In a fictitious European state now known as Padukgrad, lives the world-renowned philosopher Adam Krug. A new philosophy, known as ‘Ekwilism’ has led the takeover of the state which is now being run by Paduk and his ‘Party of the Average Man’. Ekwilism discourages the idea of anyone being different from anyone else, and promotes the state as the prominent good in society. Naturally, equality and happiness for all does not require (or tolerate) individualism or freedom of thought. Adam Krug is grieving over the recent death of his wife and, at first, believes that there is no threat in Paduk’s activities. After all, Krug knew Paduk at school where he once bullied Paduk and referred to him disparagingly as ‘the Toad’.

‘Nothing can happen to Krug the Rock.’

But those who oppose Paduk’s Ekwilist philosophy are being arrested, and this includes many of Krug’s friends. Paduk attempts to persuade Krug to promote the state philosophy, but Krug refuses. When Krug’s young son David is kidnapped, he capitulates and is prepared to promote Ekwilism in order to have David returned. Alas, there has been a mix-up, and the child returned to Adam Krug is not his son David. David has been accidentally tortured and killed. Krug is also killed, after being driven to madness by the realization that freedom of thought is no longer his once the person he cares for most in the world is killed.

→ Aim 1
Translate this sentence from the passage about Padukgrad into Spanish: "Paduk attempts to persuade Krug to promote the state philosophy, but Krug refuses."
→ Aim 2
Copy the passage about Padukgrad word for word, starting at "But those who" and ending at "world is killed.".
The data that follow come from a separate source.

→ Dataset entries
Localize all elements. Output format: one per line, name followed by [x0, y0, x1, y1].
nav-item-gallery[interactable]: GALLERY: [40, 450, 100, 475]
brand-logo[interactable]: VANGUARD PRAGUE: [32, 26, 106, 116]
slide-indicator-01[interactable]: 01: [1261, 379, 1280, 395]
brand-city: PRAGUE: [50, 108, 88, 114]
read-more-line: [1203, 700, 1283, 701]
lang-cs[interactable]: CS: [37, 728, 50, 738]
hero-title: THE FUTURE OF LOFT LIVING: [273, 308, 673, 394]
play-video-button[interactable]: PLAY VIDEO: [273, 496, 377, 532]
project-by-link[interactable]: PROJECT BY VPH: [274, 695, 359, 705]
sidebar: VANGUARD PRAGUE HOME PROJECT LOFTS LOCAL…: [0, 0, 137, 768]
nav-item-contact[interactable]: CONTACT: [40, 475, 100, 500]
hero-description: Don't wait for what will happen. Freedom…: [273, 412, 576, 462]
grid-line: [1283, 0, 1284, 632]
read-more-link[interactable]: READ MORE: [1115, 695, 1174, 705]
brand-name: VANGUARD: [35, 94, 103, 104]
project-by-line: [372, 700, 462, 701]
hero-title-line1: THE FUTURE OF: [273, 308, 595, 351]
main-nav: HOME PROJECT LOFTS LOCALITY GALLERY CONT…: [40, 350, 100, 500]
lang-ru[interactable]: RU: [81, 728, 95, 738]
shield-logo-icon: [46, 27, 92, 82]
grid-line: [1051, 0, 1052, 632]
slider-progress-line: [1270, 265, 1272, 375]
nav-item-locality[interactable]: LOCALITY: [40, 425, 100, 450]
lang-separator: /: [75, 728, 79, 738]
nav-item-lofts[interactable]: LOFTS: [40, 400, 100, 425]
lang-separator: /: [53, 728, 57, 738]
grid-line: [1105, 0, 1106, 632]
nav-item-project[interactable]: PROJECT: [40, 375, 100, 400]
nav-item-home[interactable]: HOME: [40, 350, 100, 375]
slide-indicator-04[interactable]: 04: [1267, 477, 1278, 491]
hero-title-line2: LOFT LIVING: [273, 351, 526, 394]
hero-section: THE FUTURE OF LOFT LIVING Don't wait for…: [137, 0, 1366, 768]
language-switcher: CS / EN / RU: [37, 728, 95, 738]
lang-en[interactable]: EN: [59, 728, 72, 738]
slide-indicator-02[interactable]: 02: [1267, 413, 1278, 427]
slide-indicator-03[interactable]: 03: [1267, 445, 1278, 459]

→ Final answer 1
Paduk intenta persuadir a Krug de que promueva la filosofía del Estado, pero Krug se niega.

→ Final answer 2
But those who oppose Paduk’s Ekwilist philosophy are being arrested, and this includes many of Krug’s friends. Paduk attempts to persuade Krug to promote the state philosophy, but Krug refuses. When Krug’s young son David is kidnapped, he capitulates and is prepared to promote Ekwilism in order to have David returned. Alas, there has been a mix-up, and the child returned to Adam Krug is not his son David. David has been accidentally tortured and killed. Krug is also killed, after being driven to madness by the realization that freedom of thought is no longer his once the person he cares for most in the world is killed.